▶ _Exercise brief_: Leaving out every picture, quote the data below exactly as it appears.

==== Records supplied

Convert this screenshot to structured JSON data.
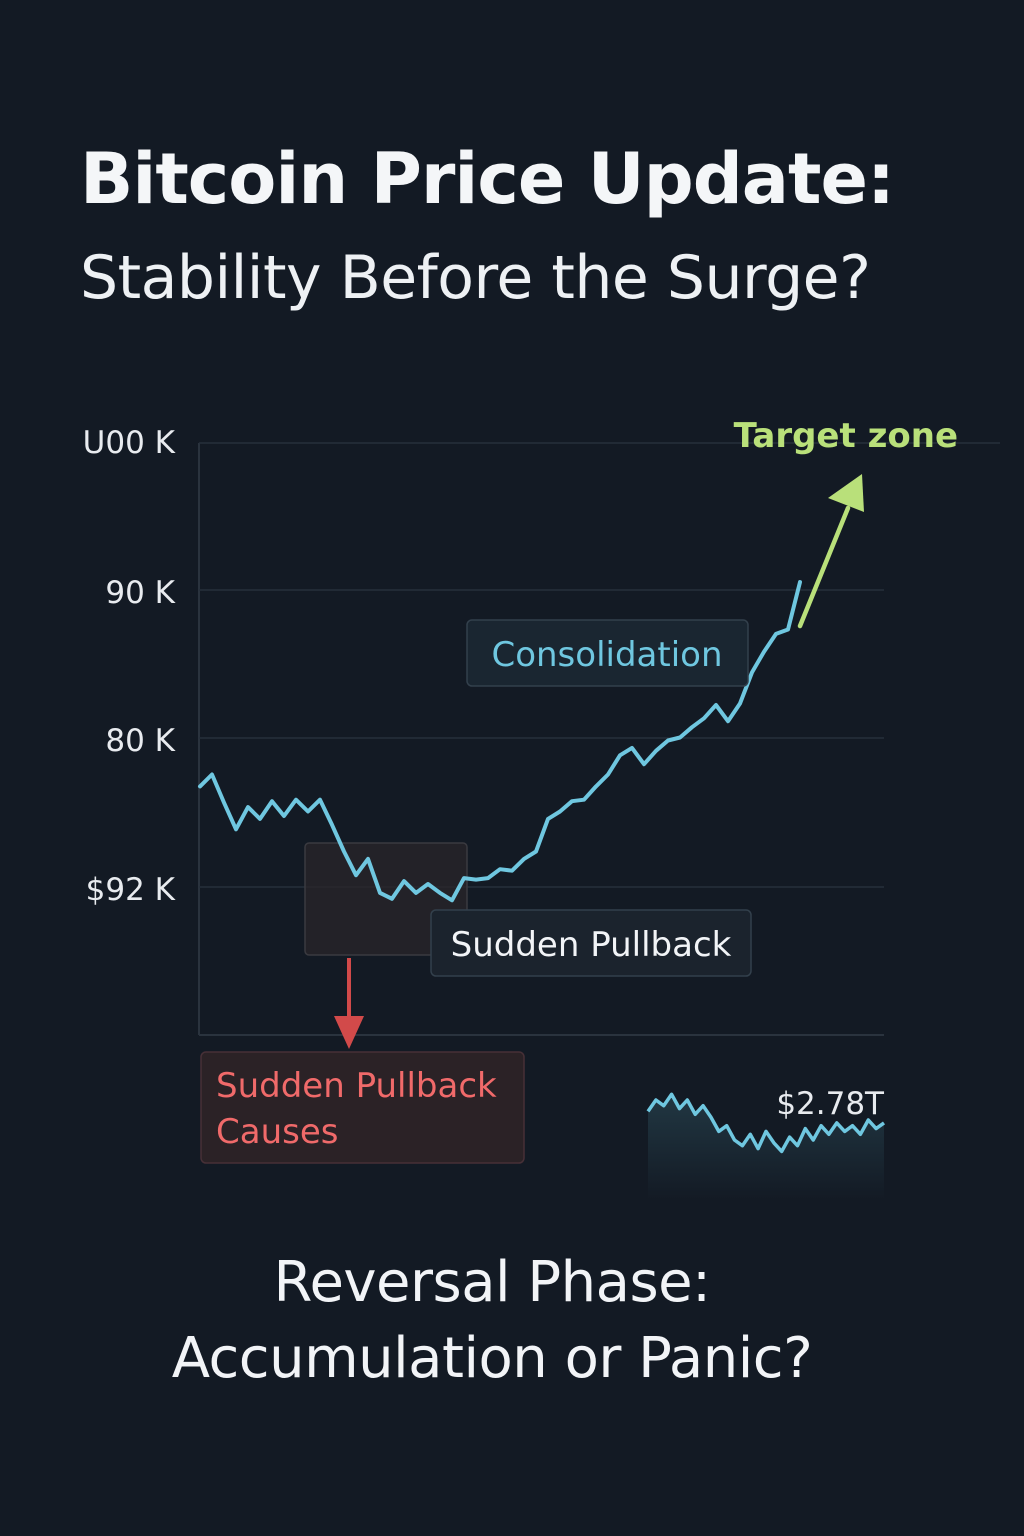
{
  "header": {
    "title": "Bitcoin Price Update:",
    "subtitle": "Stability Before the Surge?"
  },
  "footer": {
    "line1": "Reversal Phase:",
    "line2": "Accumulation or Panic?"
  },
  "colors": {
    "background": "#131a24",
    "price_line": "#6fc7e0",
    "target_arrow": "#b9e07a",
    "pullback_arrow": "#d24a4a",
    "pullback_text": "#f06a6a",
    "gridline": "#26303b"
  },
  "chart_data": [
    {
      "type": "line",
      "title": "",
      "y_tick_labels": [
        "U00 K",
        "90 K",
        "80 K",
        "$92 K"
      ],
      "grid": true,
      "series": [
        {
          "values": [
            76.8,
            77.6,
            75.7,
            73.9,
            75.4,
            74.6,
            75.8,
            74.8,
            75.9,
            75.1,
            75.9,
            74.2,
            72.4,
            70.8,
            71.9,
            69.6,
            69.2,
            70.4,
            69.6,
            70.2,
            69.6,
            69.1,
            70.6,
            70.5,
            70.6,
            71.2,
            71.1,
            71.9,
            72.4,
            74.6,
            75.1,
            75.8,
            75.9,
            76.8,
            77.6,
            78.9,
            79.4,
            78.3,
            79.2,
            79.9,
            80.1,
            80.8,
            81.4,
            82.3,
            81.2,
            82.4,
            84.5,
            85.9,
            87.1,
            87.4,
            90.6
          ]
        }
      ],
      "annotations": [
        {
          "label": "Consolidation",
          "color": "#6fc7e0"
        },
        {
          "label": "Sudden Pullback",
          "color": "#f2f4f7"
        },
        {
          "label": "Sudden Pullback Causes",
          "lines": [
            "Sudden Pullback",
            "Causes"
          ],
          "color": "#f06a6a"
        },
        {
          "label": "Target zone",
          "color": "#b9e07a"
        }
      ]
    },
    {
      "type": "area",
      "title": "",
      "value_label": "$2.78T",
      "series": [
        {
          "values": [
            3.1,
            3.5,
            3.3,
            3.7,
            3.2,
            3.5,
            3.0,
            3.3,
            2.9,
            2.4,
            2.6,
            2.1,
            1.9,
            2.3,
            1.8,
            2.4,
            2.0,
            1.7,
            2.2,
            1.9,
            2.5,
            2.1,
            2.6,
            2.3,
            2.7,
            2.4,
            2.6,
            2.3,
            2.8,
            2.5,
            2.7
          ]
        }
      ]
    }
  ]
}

========

▶ _Response for this exercise_:
Convert this screenshot to structured JSON data.
{
  "header": {
    "title": "Bitcoin Price Update:",
    "subtitle": "Stability Before the Surge?"
  },
  "footer": {
    "line1": "Reversal Phase:",
    "line2": "Accumulation or Panic?"
  },
  "colors": {
    "background": "#131a24",
    "price_line": "#6fc7e0",
    "target_arrow": "#b9e07a",
    "pullback_arrow": "#d24a4a",
    "pullback_text": "#f06a6a",
    "gridline": "#26303b"
  },
  "chart_data": [
    {
      "type": "line",
      "title": "",
      "y_tick_labels": [
        "U00 K",
        "90 K",
        "80 K",
        "$92 K"
      ],
      "grid": true,
      "series": [
        {
          "values": [
            76.8,
            77.6,
            75.7,
            73.9,
            75.4,
            74.6,
            75.8,
            74.8,
            75.9,
            75.1,
            75.9,
            74.2,
            72.4,
            70.8,
            71.9,
            69.6,
            69.2,
            70.4,
            69.6,
            70.2,
            69.6,
            69.1,
            70.6,
            70.5,
            70.6,
            71.2,
            71.1,
            71.9,
            72.4,
            74.6,
            75.1,
            75.8,
            75.9,
            76.8,
            77.6,
            78.9,
            79.4,
            78.3,
            79.2,
            79.9,
            80.1,
            80.8,
            81.4,
            82.3,
            81.2,
            82.4,
            84.5,
            85.9,
            87.1,
            87.4,
            90.6
          ]
        }
      ],
      "annotations": [
        {
          "label": "Consolidation",
          "color": "#6fc7e0"
        },
        {
          "label": "Sudden Pullback",
          "color": "#f2f4f7"
        },
        {
          "label": "Sudden Pullback Causes",
          "lines": [
            "Sudden Pullback",
            "Causes"
          ],
          "color": "#f06a6a"
        },
        {
          "label": "Target zone",
          "color": "#b9e07a"
        }
      ]
    },
    {
      "type": "area",
      "title": "",
      "value_label": "$2.78T",
      "series": [
        {
          "values": [
            3.1,
            3.5,
            3.3,
            3.7,
            3.2,
            3.5,
            3.0,
            3.3,
            2.9,
            2.4,
            2.6,
            2.1,
            1.9,
            2.3,
            1.8,
            2.4,
            2.0,
            1.7,
            2.2,
            1.9,
            2.5,
            2.1,
            2.6,
            2.3,
            2.7,
            2.4,
            2.6,
            2.3,
            2.8,
            2.5,
            2.7
          ]
        }
      ]
    }
  ]
}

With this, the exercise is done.